__PROBLEM DESCRIPTION__.
Write out the full listing exactly as given, minus the images.

__LISTED ENTRIES__.

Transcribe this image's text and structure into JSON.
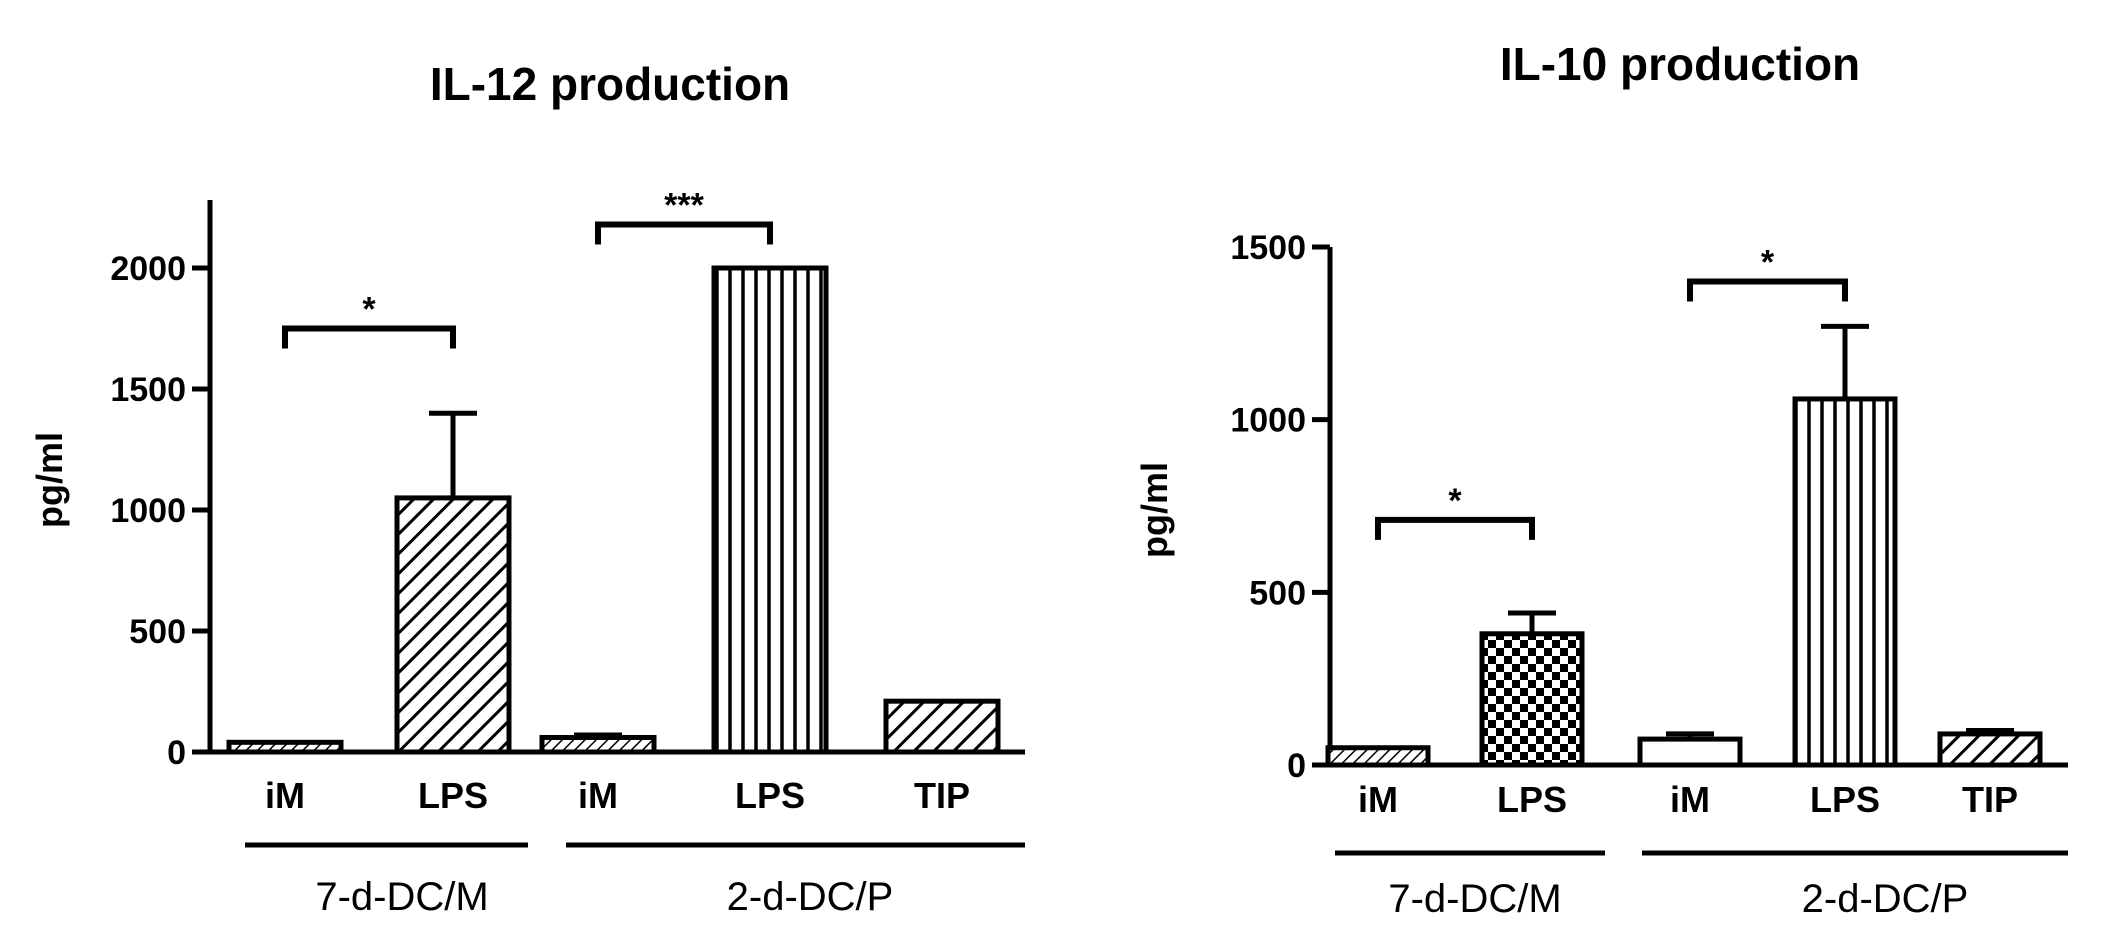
{
  "chart_data": [
    {
      "type": "bar",
      "title": "IL-12 production",
      "ylabel": "pg/ml",
      "ylim": [
        0,
        2250
      ],
      "yticks": [
        0,
        500,
        1000,
        1500,
        2000
      ],
      "categories": [
        "iM",
        "LPS",
        "iM",
        "LPS",
        "TIP"
      ],
      "groups": [
        {
          "label": "7-d-DC/M",
          "members": [
            0,
            1
          ]
        },
        {
          "label": "2-d-DC/P",
          "members": [
            2,
            3,
            4
          ]
        }
      ],
      "values": [
        40,
        1050,
        60,
        2000,
        210
      ],
      "errors": [
        0,
        350,
        10,
        0,
        0
      ],
      "patterns": [
        "hatch-fine",
        "hatch-diag",
        "hatch-fine",
        "vertical",
        "hatch-diag"
      ],
      "significance": [
        {
          "from": 0,
          "to": 1,
          "label": "*",
          "level": 1750
        },
        {
          "from": 2,
          "to": 3,
          "label": "***",
          "level": 2180
        }
      ]
    },
    {
      "type": "bar",
      "title": "IL-10 production",
      "ylabel": "pg/ml",
      "ylim": [
        0,
        1500
      ],
      "yticks": [
        0,
        500,
        1000,
        1500
      ],
      "categories": [
        "iM",
        "LPS",
        "iM",
        "LPS",
        "TIP"
      ],
      "groups": [
        {
          "label": "7-d-DC/M",
          "members": [
            0,
            1
          ]
        },
        {
          "label": "2-d-DC/P",
          "members": [
            2,
            3,
            4
          ]
        }
      ],
      "values": [
        50,
        380,
        75,
        1060,
        90
      ],
      "errors": [
        0,
        60,
        15,
        210,
        10
      ],
      "patterns": [
        "hatch-fine",
        "checker",
        "white",
        "vertical",
        "hatch-diag"
      ],
      "significance": [
        {
          "from": 0,
          "to": 1,
          "label": "*",
          "level": 710
        },
        {
          "from": 2,
          "to": 3,
          "label": "*",
          "level": 1400
        }
      ]
    }
  ]
}
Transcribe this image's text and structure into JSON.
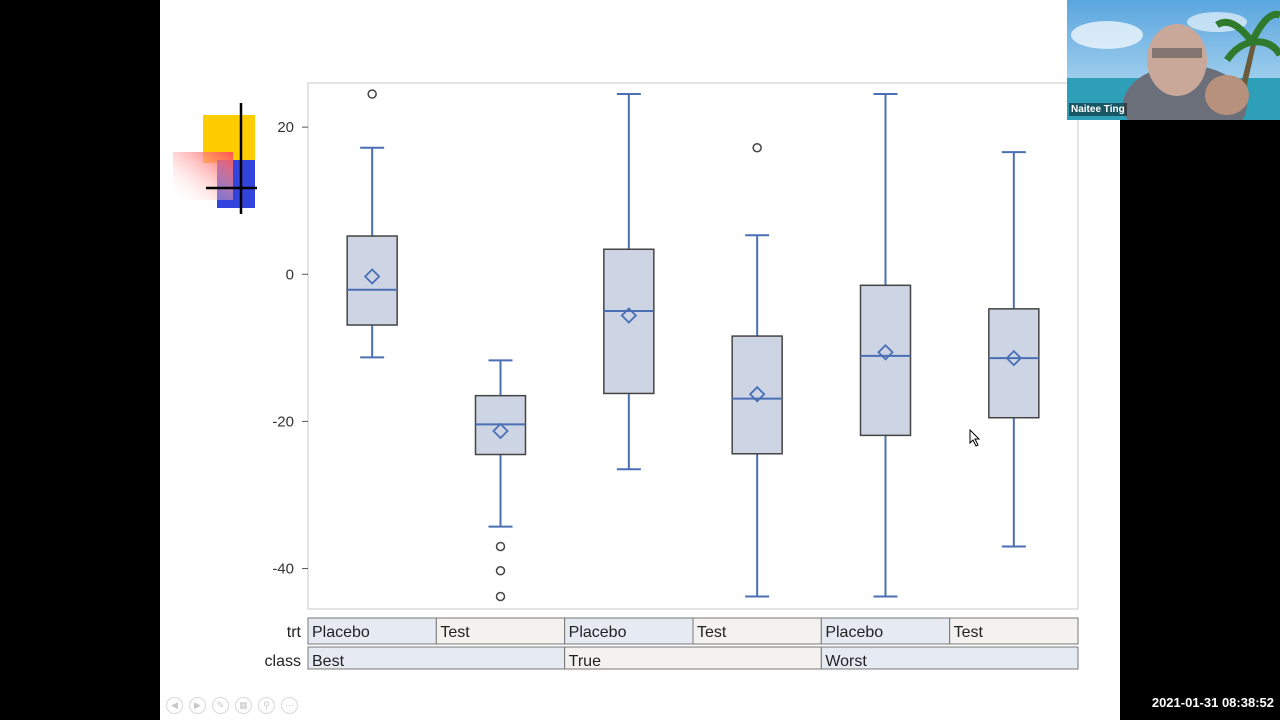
{
  "webcam": {
    "participant_name": "Naitee Ting"
  },
  "timestamp": "2021-01-31 08:38:52",
  "slide_nav": {
    "icons": [
      "prev-icon",
      "next-icon",
      "pen-icon",
      "slides-icon",
      "zoom-icon",
      "more-icon"
    ]
  },
  "colors": {
    "box_fill": "#cdd5e4",
    "box_stroke": "#4a6fb5",
    "band_light": "#e6ebf3",
    "band_alt": "#f3f2ee"
  },
  "chart_data": {
    "type": "box",
    "y_ticks": [
      20,
      0,
      -20,
      -40
    ],
    "ylim": [
      -45.5,
      26
    ],
    "axis_table": {
      "row_labels": [
        "trt",
        "class"
      ],
      "trt": [
        "Placebo",
        "Test",
        "Placebo",
        "Test",
        "Placebo",
        "Test"
      ],
      "class": [
        "Best",
        "True",
        "Worst"
      ]
    },
    "boxes": [
      {
        "trt": "Placebo",
        "class": "Best",
        "whisker_low": -11.3,
        "q1": -6.9,
        "median": -2.1,
        "mean": -0.3,
        "q3": 5.2,
        "whisker_high": 17.2,
        "outliers": [
          24.5
        ]
      },
      {
        "trt": "Test",
        "class": "Best",
        "whisker_low": -34.3,
        "q1": -24.5,
        "median": -20.4,
        "mean": -21.3,
        "q3": -16.5,
        "whisker_high": -11.7,
        "outliers": [
          -37.0,
          -40.3,
          -43.8
        ]
      },
      {
        "trt": "Placebo",
        "class": "True",
        "whisker_low": -26.5,
        "q1": -16.2,
        "median": -5.0,
        "mean": -5.6,
        "q3": 3.4,
        "whisker_high": 24.5,
        "outliers": []
      },
      {
        "trt": "Test",
        "class": "True",
        "whisker_low": -43.8,
        "q1": -24.4,
        "median": -16.9,
        "mean": -16.3,
        "q3": -8.4,
        "whisker_high": 5.3,
        "outliers": [
          17.2
        ]
      },
      {
        "trt": "Placebo",
        "class": "Worst",
        "whisker_low": -43.8,
        "q1": -21.9,
        "median": -11.1,
        "mean": -10.6,
        "q3": -1.5,
        "whisker_high": 24.5,
        "outliers": []
      },
      {
        "trt": "Test",
        "class": "Worst",
        "whisker_low": -37.0,
        "q1": -19.5,
        "median": -11.4,
        "mean": -11.4,
        "q3": -4.7,
        "whisker_high": 16.6,
        "outliers": []
      }
    ]
  }
}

__RESULT BELOW__.
Transcribe this image's text and structure into JSON.
{
  "chart_data": [
    {
      "type": "bar",
      "title": "IL-12 production",
      "ylabel": "pg/ml",
      "ylim": [
        0,
        2250
      ],
      "yticks": [
        0,
        500,
        1000,
        1500,
        2000
      ],
      "categories": [
        "iM",
        "LPS",
        "iM",
        "LPS",
        "TIP"
      ],
      "groups": [
        {
          "label": "7-d-DC/M",
          "members": [
            0,
            1
          ]
        },
        {
          "label": "2-d-DC/P",
          "members": [
            2,
            3,
            4
          ]
        }
      ],
      "values": [
        40,
        1050,
        60,
        2000,
        210
      ],
      "errors": [
        0,
        350,
        10,
        0,
        0
      ],
      "patterns": [
        "hatch-fine",
        "hatch-diag",
        "hatch-fine",
        "vertical",
        "hatch-diag"
      ],
      "significance": [
        {
          "from": 0,
          "to": 1,
          "label": "*",
          "level": 1750
        },
        {
          "from": 2,
          "to": 3,
          "label": "***",
          "level": 2180
        }
      ]
    },
    {
      "type": "bar",
      "title": "IL-10 production",
      "ylabel": "pg/ml",
      "ylim": [
        0,
        1500
      ],
      "yticks": [
        0,
        500,
        1000,
        1500
      ],
      "categories": [
        "iM",
        "LPS",
        "iM",
        "LPS",
        "TIP"
      ],
      "groups": [
        {
          "label": "7-d-DC/M",
          "members": [
            0,
            1
          ]
        },
        {
          "label": "2-d-DC/P",
          "members": [
            2,
            3,
            4
          ]
        }
      ],
      "values": [
        50,
        380,
        75,
        1060,
        90
      ],
      "errors": [
        0,
        60,
        15,
        210,
        10
      ],
      "patterns": [
        "hatch-fine",
        "checker",
        "white",
        "vertical",
        "hatch-diag"
      ],
      "significance": [
        {
          "from": 0,
          "to": 1,
          "label": "*",
          "level": 710
        },
        {
          "from": 2,
          "to": 3,
          "label": "*",
          "level": 1400
        }
      ]
    }
  ]
}
Transcribe this image's text and structure into JSON.
{
  "webcam": {
    "participant_name": "Naitee Ting"
  },
  "timestamp": "2021-01-31 08:38:52",
  "slide_nav": {
    "icons": [
      "prev-icon",
      "next-icon",
      "pen-icon",
      "slides-icon",
      "zoom-icon",
      "more-icon"
    ]
  },
  "colors": {
    "box_fill": "#cdd5e4",
    "box_stroke": "#4a6fb5",
    "band_light": "#e6ebf3",
    "band_alt": "#f3f2ee"
  },
  "chart_data": {
    "type": "box",
    "y_ticks": [
      20,
      0,
      -20,
      -40
    ],
    "ylim": [
      -45.5,
      26
    ],
    "axis_table": {
      "row_labels": [
        "trt",
        "class"
      ],
      "trt": [
        "Placebo",
        "Test",
        "Placebo",
        "Test",
        "Placebo",
        "Test"
      ],
      "class": [
        "Best",
        "True",
        "Worst"
      ]
    },
    "boxes": [
      {
        "trt": "Placebo",
        "class": "Best",
        "whisker_low": -11.3,
        "q1": -6.9,
        "median": -2.1,
        "mean": -0.3,
        "q3": 5.2,
        "whisker_high": 17.2,
        "outliers": [
          24.5
        ]
      },
      {
        "trt": "Test",
        "class": "Best",
        "whisker_low": -34.3,
        "q1": -24.5,
        "median": -20.4,
        "mean": -21.3,
        "q3": -16.5,
        "whisker_high": -11.7,
        "outliers": [
          -37.0,
          -40.3,
          -43.8
        ]
      },
      {
        "trt": "Placebo",
        "class": "True",
        "whisker_low": -26.5,
        "q1": -16.2,
        "median": -5.0,
        "mean": -5.6,
        "q3": 3.4,
        "whisker_high": 24.5,
        "outliers": []
      },
      {
        "trt": "Test",
        "class": "True",
        "whisker_low": -43.8,
        "q1": -24.4,
        "median": -16.9,
        "mean": -16.3,
        "q3": -8.4,
        "whisker_high": 5.3,
        "outliers": [
          17.2
        ]
      },
      {
        "trt": "Placebo",
        "class": "Worst",
        "whisker_low": -43.8,
        "q1": -21.9,
        "median": -11.1,
        "mean": -10.6,
        "q3": -1.5,
        "whisker_high": 24.5,
        "outliers": []
      },
      {
        "trt": "Test",
        "class": "Worst",
        "whisker_low": -37.0,
        "q1": -19.5,
        "median": -11.4,
        "mean": -11.4,
        "q3": -4.7,
        "whisker_high": 16.6,
        "outliers": []
      }
    ]
  }
}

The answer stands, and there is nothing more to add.